What to do: Reproduce the following records verbatim, beginning at the line that contains "- Bar: [703, 171, 775, 191]" and stopping after the line that contains "- Text: 13.9%: 13.9%: [425, 309, 461, 322]".
■ ■ ■ ■
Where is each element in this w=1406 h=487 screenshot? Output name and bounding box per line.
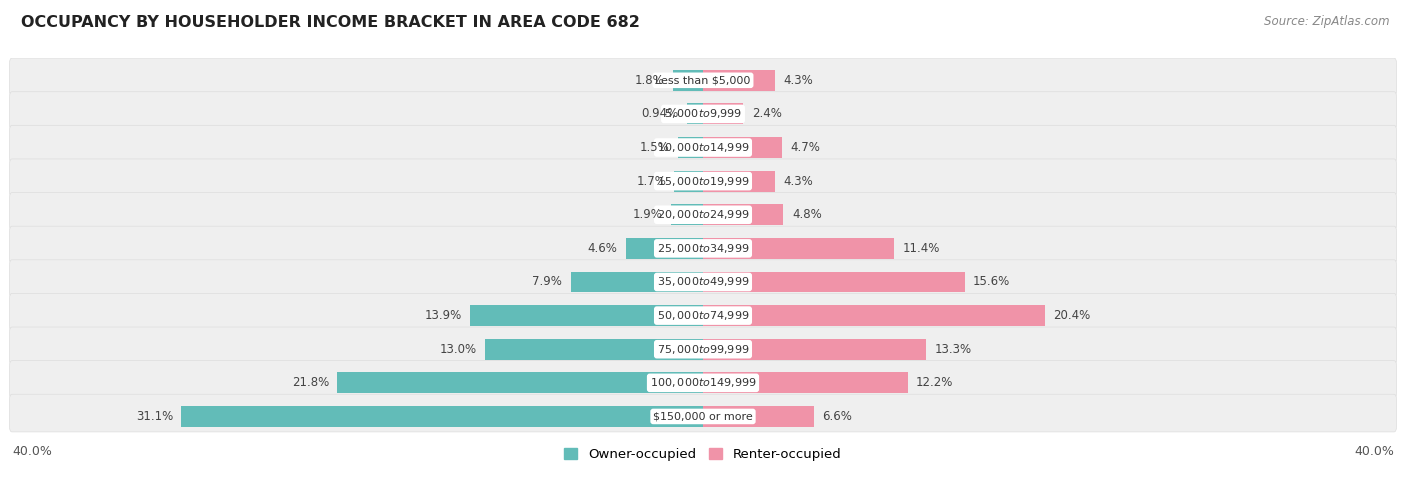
- Bar: [703, 171, 775, 191]
- Text: Source: ZipAtlas.com: Source: ZipAtlas.com: [1264, 15, 1389, 28]
- Bar: [485, 339, 703, 359]
- FancyBboxPatch shape: [10, 92, 1396, 130]
- Text: 6.6%: 6.6%: [823, 410, 852, 423]
- Bar: [703, 70, 775, 91]
- Bar: [337, 373, 703, 393]
- Text: 13.9%: 13.9%: [425, 309, 461, 322]
- Text: 31.1%: 31.1%: [136, 410, 173, 423]
- FancyBboxPatch shape: [10, 125, 1396, 163]
- Bar: [703, 205, 783, 225]
- Text: 11.4%: 11.4%: [903, 242, 941, 255]
- Bar: [671, 205, 703, 225]
- Bar: [678, 137, 703, 158]
- Text: $35,000 to $49,999: $35,000 to $49,999: [657, 276, 749, 288]
- FancyBboxPatch shape: [10, 394, 1396, 432]
- Text: 7.9%: 7.9%: [533, 276, 562, 288]
- Bar: [571, 272, 703, 292]
- Bar: [703, 272, 965, 292]
- Text: 15.6%: 15.6%: [973, 276, 1011, 288]
- Text: 21.8%: 21.8%: [292, 376, 329, 389]
- Text: $10,000 to $14,999: $10,000 to $14,999: [657, 141, 749, 154]
- Text: 1.8%: 1.8%: [634, 74, 665, 87]
- Bar: [703, 339, 927, 359]
- FancyBboxPatch shape: [10, 192, 1396, 230]
- Text: OCCUPANCY BY HOUSEHOLDER INCOME BRACKET IN AREA CODE 682: OCCUPANCY BY HOUSEHOLDER INCOME BRACKET …: [21, 15, 640, 30]
- Text: 13.3%: 13.3%: [935, 343, 972, 356]
- Bar: [181, 406, 703, 427]
- Text: 1.9%: 1.9%: [633, 208, 662, 221]
- Text: 1.5%: 1.5%: [640, 141, 669, 154]
- Text: $25,000 to $34,999: $25,000 to $34,999: [657, 242, 749, 255]
- Text: 4.3%: 4.3%: [783, 74, 813, 87]
- Text: 13.0%: 13.0%: [440, 343, 477, 356]
- Text: $100,000 to $149,999: $100,000 to $149,999: [650, 376, 756, 389]
- Text: 4.7%: 4.7%: [790, 141, 820, 154]
- FancyBboxPatch shape: [10, 361, 1396, 398]
- Bar: [675, 171, 703, 191]
- FancyBboxPatch shape: [10, 159, 1396, 197]
- Bar: [703, 406, 814, 427]
- FancyBboxPatch shape: [10, 293, 1396, 331]
- Bar: [626, 238, 703, 259]
- Text: 4.8%: 4.8%: [792, 208, 821, 221]
- Bar: [703, 305, 1045, 326]
- Text: 4.3%: 4.3%: [783, 175, 813, 187]
- Text: $5,000 to $9,999: $5,000 to $9,999: [664, 108, 742, 120]
- Bar: [470, 305, 703, 326]
- Bar: [703, 238, 894, 259]
- Bar: [703, 103, 744, 124]
- FancyBboxPatch shape: [10, 260, 1396, 298]
- Text: 2.4%: 2.4%: [752, 108, 782, 120]
- Text: Less than $5,000: Less than $5,000: [655, 75, 751, 85]
- Text: 0.94%: 0.94%: [641, 108, 679, 120]
- Text: 20.4%: 20.4%: [1053, 309, 1091, 322]
- FancyBboxPatch shape: [10, 58, 1396, 96]
- Text: $75,000 to $99,999: $75,000 to $99,999: [657, 343, 749, 356]
- Text: 4.6%: 4.6%: [588, 242, 617, 255]
- FancyBboxPatch shape: [10, 226, 1396, 264]
- Text: $150,000 or more: $150,000 or more: [654, 412, 752, 421]
- Text: $50,000 to $74,999: $50,000 to $74,999: [657, 309, 749, 322]
- FancyBboxPatch shape: [10, 327, 1396, 365]
- Bar: [673, 70, 703, 91]
- Text: 12.2%: 12.2%: [915, 376, 953, 389]
- Legend: Owner-occupied, Renter-occupied: Owner-occupied, Renter-occupied: [560, 442, 846, 466]
- Text: $15,000 to $19,999: $15,000 to $19,999: [657, 175, 749, 187]
- Text: $20,000 to $24,999: $20,000 to $24,999: [657, 208, 749, 221]
- Bar: [703, 373, 908, 393]
- Text: 1.7%: 1.7%: [637, 175, 666, 187]
- Bar: [703, 137, 782, 158]
- Bar: [688, 103, 703, 124]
■ ■ ■ ■
Response for this exercise:
- Bar: [703, 171, 775, 191]
- Text: Source: ZipAtlas.com: Source: ZipAtlas.com: [1264, 15, 1389, 28]
- Bar: [485, 339, 703, 359]
- FancyBboxPatch shape: [10, 92, 1396, 130]
- Text: 6.6%: 6.6%: [823, 410, 852, 423]
- Bar: [703, 70, 775, 91]
- Bar: [337, 373, 703, 393]
- Text: 13.9%: 13.9%: [425, 309, 461, 322]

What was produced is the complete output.